AIM OF THE TASK:
In the material below, find the line with "Transcribe the text in this document."; set down that line and every line after it to the end, exactly, without pictures.

□ □ □

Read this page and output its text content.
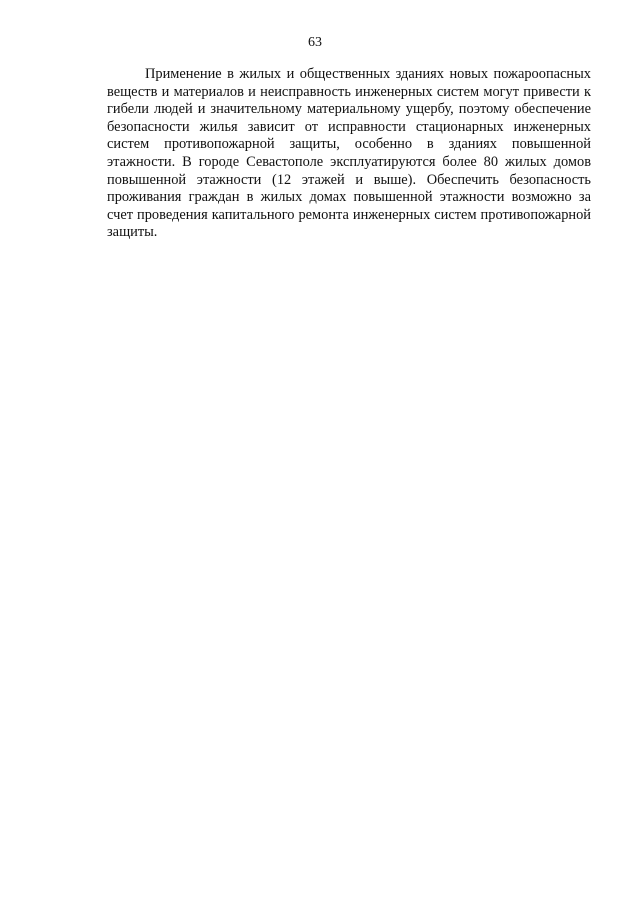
63

Применение в жилых и общественных зданиях новых пожароопасных веществ и материалов и неисправность инженерных систем могут привести к гибели людей и значительному материальному ущербу, поэтому обеспечение безопасности жилья зависит от исправности стационарных инженерных систем противопожарной защиты, особенно в зданиях повышенной этажности. В городе Севастополе эксплуатируются более 80 жилых домов повышенной этажности (12 этажей и выше). Обеспечить безопасность проживания граждан в жилых домах повышенной этажности возможно за счет проведения капитального ремонта инженерных систем противопожарной защиты.
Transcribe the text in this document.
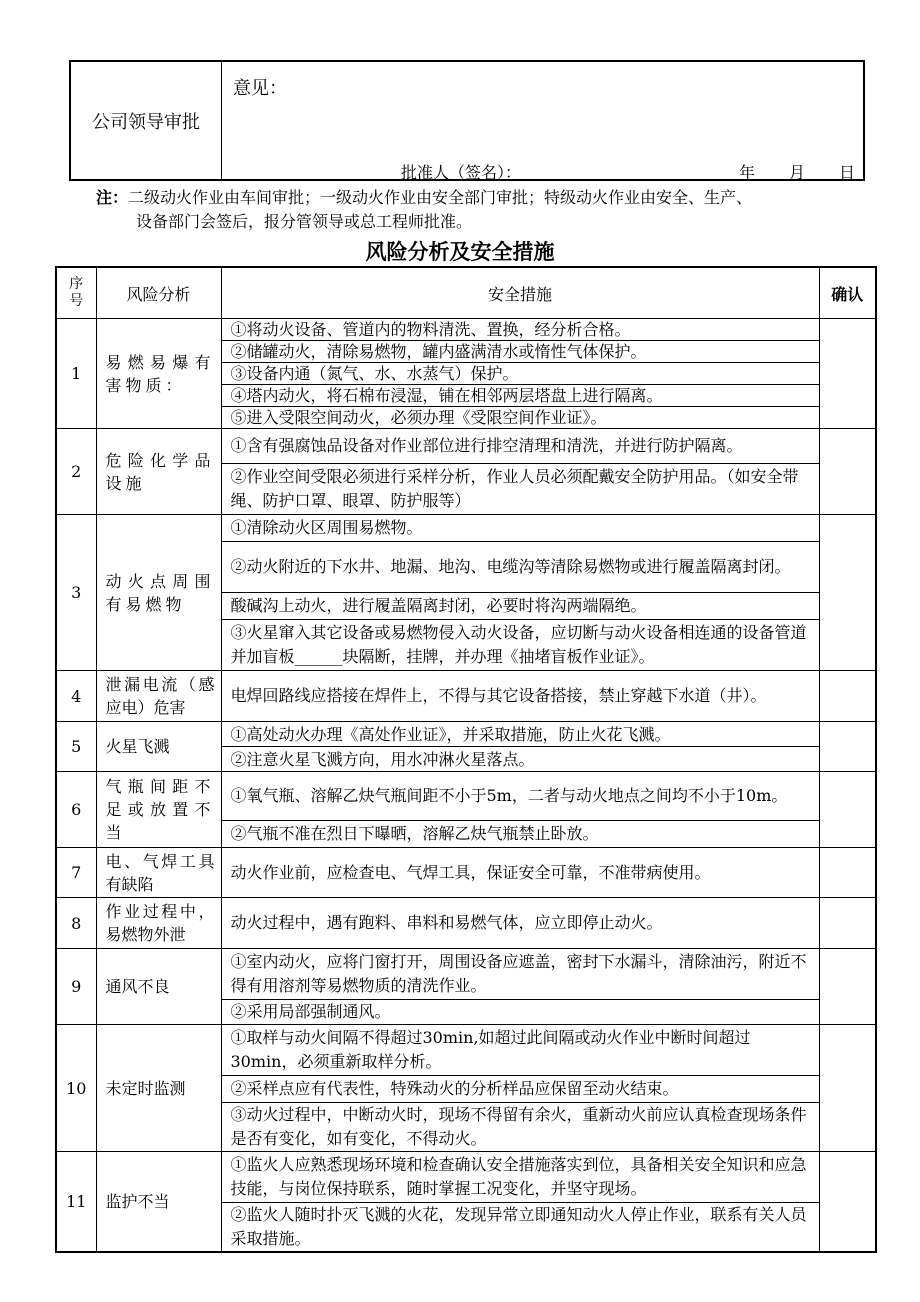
公司领导审批
意见：
批准人（签名）：	年 月 日
注：二级动火作业由车间审批；一级动火作业由安全部门审批；特级动火作业由安全、生产、
设备部门会签后，报分管领导或总工程师批准。
风险分析及安全措施
序
号	风险分析	安全措施	确认
1	易燃易爆有害物质：	①将动火设备、管道内的物料清洗、置换，经分析合格。	
		②储罐动火，清除易燃物，罐内盛满清水或惰性气体保护。	
		③设备内通（氮气、水、水蒸气）保护。	
		④塔内动火，将石棉布浸湿，铺在相邻两层塔盘上进行隔离。	
		⑤进入受限空间动火，必须办理《受限空间作业证》。	
2	危险化学品设施	①含有强腐蚀品设备对作业部位进行排空清理和清洗，并进行防护隔离。	
		②作业空间受限必须进行采样分析，作业人员必须配戴安全防护用品。（如安全带绳、防护口罩、眼罩、防护服等）	
3	动火点周围有易燃物	①清除动火区周围易燃物。	
		②动火附近的下水井、地漏、地沟、电缆沟等清除易燃物或进行履盖隔离封闭。	
		酸碱沟上动火，进行履盖隔离封闭，必要时将沟两端隔绝。	
		③火星窜入其它设备或易燃物侵入动火设备，应切断与动火设备相连通的设备管道并加盲板______块隔断，挂牌，并办理《抽堵盲板作业证》。	
4	泄漏电流（感应电）危害	电焊回路线应搭接在焊件上，不得与其它设备搭接，禁止穿越下水道（井）。	
5	火星飞溅	①高处动火办理《高处作业证》，并采取措施，防止火花飞溅。	
		②注意火星飞溅方向，用水冲淋火星落点。	
6	气瓶间距不足或放置不当	①氧气瓶、溶解乙炔气瓶间距不小于5m，二者与动火地点之间均不小于10m。	
		②气瓶不准在烈日下曝晒，溶解乙炔气瓶禁止卧放。	
7	电、气焊工具有缺陷	动火作业前，应检查电、气焊工具，保证安全可靠，不准带病使用。	
8	作业过程中，易燃物外泄	动火过程中，遇有跑料、串料和易燃气体，应立即停止动火。	
9	通风不良	①室内动火，应将门窗打开，周围设备应遮盖，密封下水漏斗，清除油污，附近不得有用溶剂等易燃物质的清洗作业。	
		②采用局部强制通风。	
10	未定时监测	①取样与动火间隔不得超过30min,如超过此间隔或动火作业中断时间超过30min，必须重新取样分析。	
		②采样点应有代表性，特殊动火的分析样品应保留至动火结束。	
		③动火过程中，中断动火时，现场不得留有余火，重新动火前应认真检查现场条件是否有变化，如有变化，不得动火。	
11	监护不当	①监火人应熟悉现场环境和检查确认安全措施落实到位，具备相关安全知识和应急技能，与岗位保持联系，随时掌握工况变化，并坚守现场。	
		②监火人随时扑灭飞溅的火花，发现异常立即通知动火人停止作业，联系有关人员采取措施。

□ □ □

RESPONSE TO THIS EXERCISE:
Transcribe the text in this document.
公司领导审批
意见：
批准人（签名）：	年 月 日
注：二级动火作业由车间审批；一级动火作业由安全部门审批；特级动火作业由安全、生产、
设备部门会签后，报分管领导或总工程师批准。
风险分析及安全措施
序
号	风险分析	安全措施	确认
1	易燃易爆有害物质：	①将动火设备、管道内的物料清洗、置换，经分析合格。	
		②储罐动火，清除易燃物，罐内盛满清水或惰性气体保护。	
		③设备内通（氮气、水、水蒸气）保护。	
		④塔内动火，将石棉布浸湿，铺在相邻两层塔盘上进行隔离。	
		⑤进入受限空间动火，必须办理《受限空间作业证》。	
2	危险化学品设施	①含有强腐蚀品设备对作业部位进行排空清理和清洗，并进行防护隔离。	
		②作业空间受限必须进行采样分析，作业人员必须配戴安全防护用品。（如安全带绳、防护口罩、眼罩、防护服等）	
3	动火点周围有易燃物	①清除动火区周围易燃物。	
		②动火附近的下水井、地漏、地沟、电缆沟等清除易燃物或进行履盖隔离封闭。	
		酸碱沟上动火，进行履盖隔离封闭，必要时将沟两端隔绝。	
		③火星窜入其它设备或易燃物侵入动火设备，应切断与动火设备相连通的设备管道并加盲板______块隔断，挂牌，并办理《抽堵盲板作业证》。	
4	泄漏电流（感应电）危害	电焊回路线应搭接在焊件上，不得与其它设备搭接，禁止穿越下水道（井）。	
5	火星飞溅	①高处动火办理《高处作业证》，并采取措施，防止火花飞溅。	
		②注意火星飞溅方向，用水冲淋火星落点。	
6	气瓶间距不足或放置不当	①氧气瓶、溶解乙炔气瓶间距不小于5m，二者与动火地点之间均不小于10m。	
		②气瓶不准在烈日下曝晒，溶解乙炔气瓶禁止卧放。	
7	电、气焊工具有缺陷	动火作业前，应检查电、气焊工具，保证安全可靠，不准带病使用。	
8	作业过程中，易燃物外泄	动火过程中，遇有跑料、串料和易燃气体，应立即停止动火。	
9	通风不良	①室内动火，应将门窗打开，周围设备应遮盖，密封下水漏斗，清除油污，附近不得有用溶剂等易燃物质的清洗作业。	
		②采用局部强制通风。	
10	未定时监测	①取样与动火间隔不得超过30min,如超过此间隔或动火作业中断时间超过30min，必须重新取样分析。	
		②采样点应有代表性，特殊动火的分析样品应保留至动火结束。	
		③动火过程中，中断动火时，现场不得留有余火，重新动火前应认真检查现场条件是否有变化，如有变化，不得动火。	
11	监护不当	①监火人应熟悉现场环境和检查确认安全措施落实到位，具备相关安全知识和应急技能，与岗位保持联系，随时掌握工况变化，并坚守现场。	
		②监火人随时扑灭飞溅的火花，发现异常立即通知动火人停止作业，联系有关人员采取措施。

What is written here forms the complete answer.